Data excerpts:
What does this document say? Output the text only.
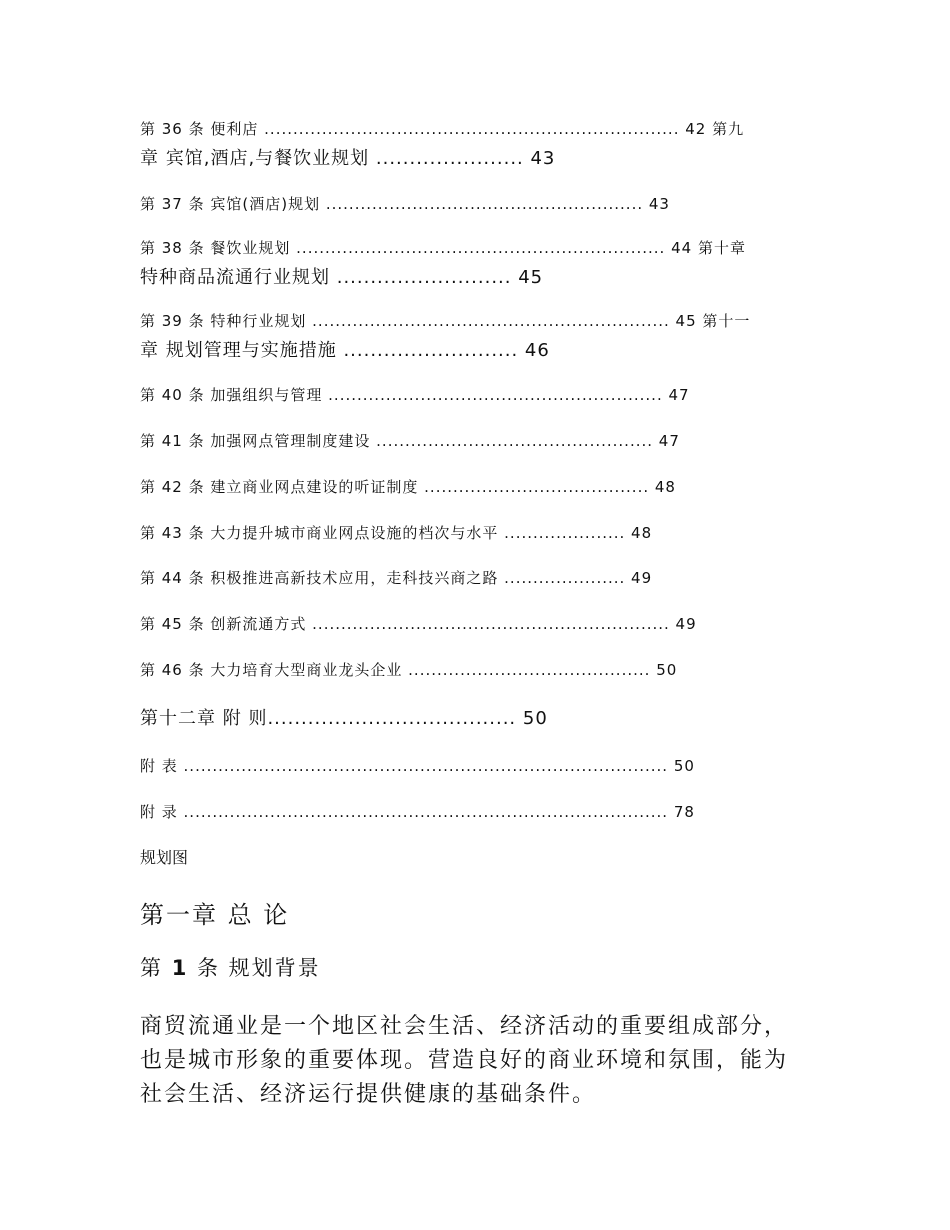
第 36 条 便利店 ........................................................................ 42 第九
章 宾馆,酒店,与餐饮业规划 ...................... 43
第 37 条 宾馆(酒店)规划 ....................................................... 43
第 38 条 餐饮业规划 ................................................................ 44 第十章
特种商品流通行业规划 .......................... 45
第 39 条 特种行业规划 .............................................................. 45 第十一
章 规划管理与实施措施 .......................... 46
第 40 条 加强组织与管理 .......................................................... 47
第 41 条 加强网点管理制度建设 ................................................ 47
第 42 条 建立商业网点建设的听证制度 ....................................... 48
第 43 条 大力提升城市商业网点设施的档次与水平 ..................... 48
第 44 条 积极推进高新技术应用，走科技兴商之路 ..................... 49
第 45 条 创新流通方式 .............................................................. 49
第 46 条 大力培育大型商业龙头企业 .......................................... 50
第十二章 附 则..................................... 50
附 表 .................................................................................... 50
附 录 .................................................................................... 78
规划图
第一章 总 论
第 1 条 规划背景
商贸流通业是一个地区社会生活、经济活动的重要组成部分，
也是城市形象的重要体现。营造良好的商业环境和氛围，能为
社会生活、经济运行提供健康的基础条件。
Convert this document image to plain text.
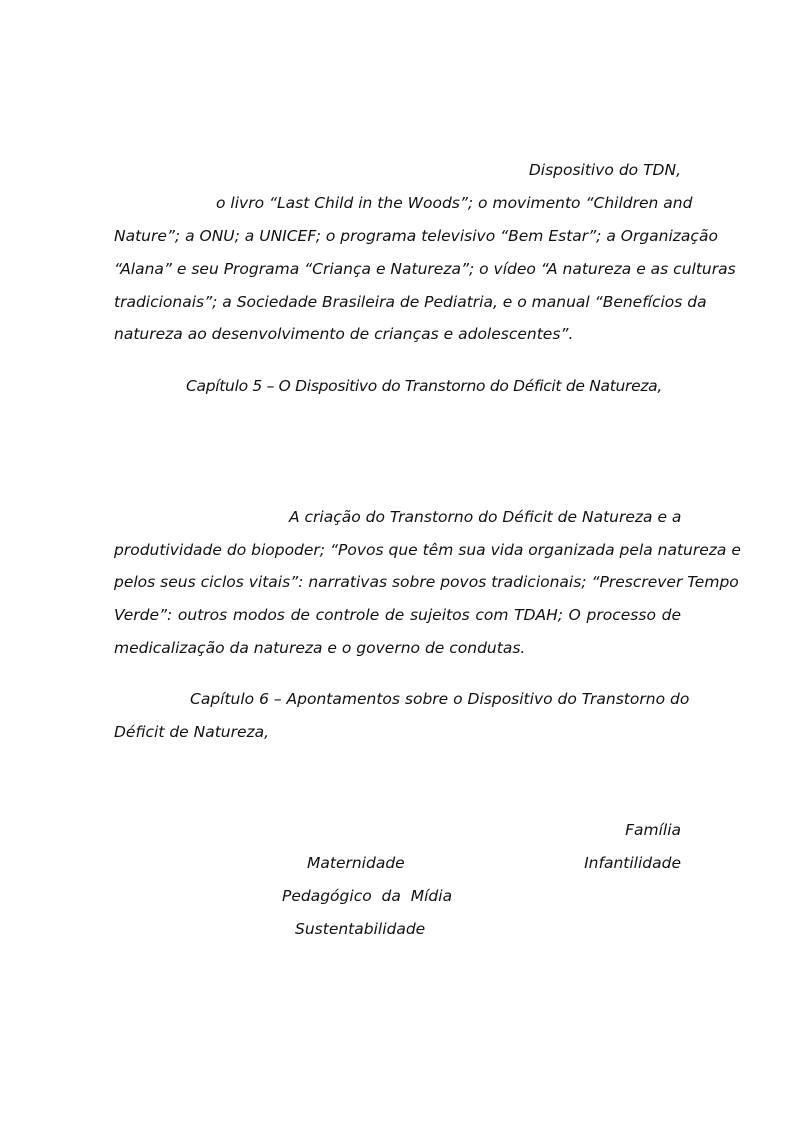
Dispositivo do TDN,
o livro “Last Child in the Woods”; o movimento “Children and
Nature”; a ONU; a UNICEF; o programa televisivo “Bem Estar”; a Organização
“Alana” e seu Programa “Criança e Natureza”; o vídeo “A natureza e as culturas
tradicionais”; a Sociedade Brasileira de Pediatria, e o manual “Benefícios da
natureza ao desenvolvimento de crianças e adolescentes”.
Capítulo 5 – O Dispositivo do Transtorno do Déficit de Natureza,
A criação do Transtorno do Déficit de Natureza e a
produtividade do biopoder; “Povos que têm sua vida organizada pela natureza e
pelos seus ciclos vitais”: narrativas sobre povos tradicionais; “Prescrever Tempo
Verde”: outros modos de controle de sujeitos com TDAH; O processo de
medicalização da natureza e o governo de condutas.
Capítulo 6 – Apontamentos sobre o Dispositivo do Transtorno do
Déficit de Natureza,
Família
Maternidade	Infantilidade
Pedagógico  da  Mídia
Sustentabilidade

→ Directive: Return only the number of lines in the data that contain "sobre".

→ Response: 2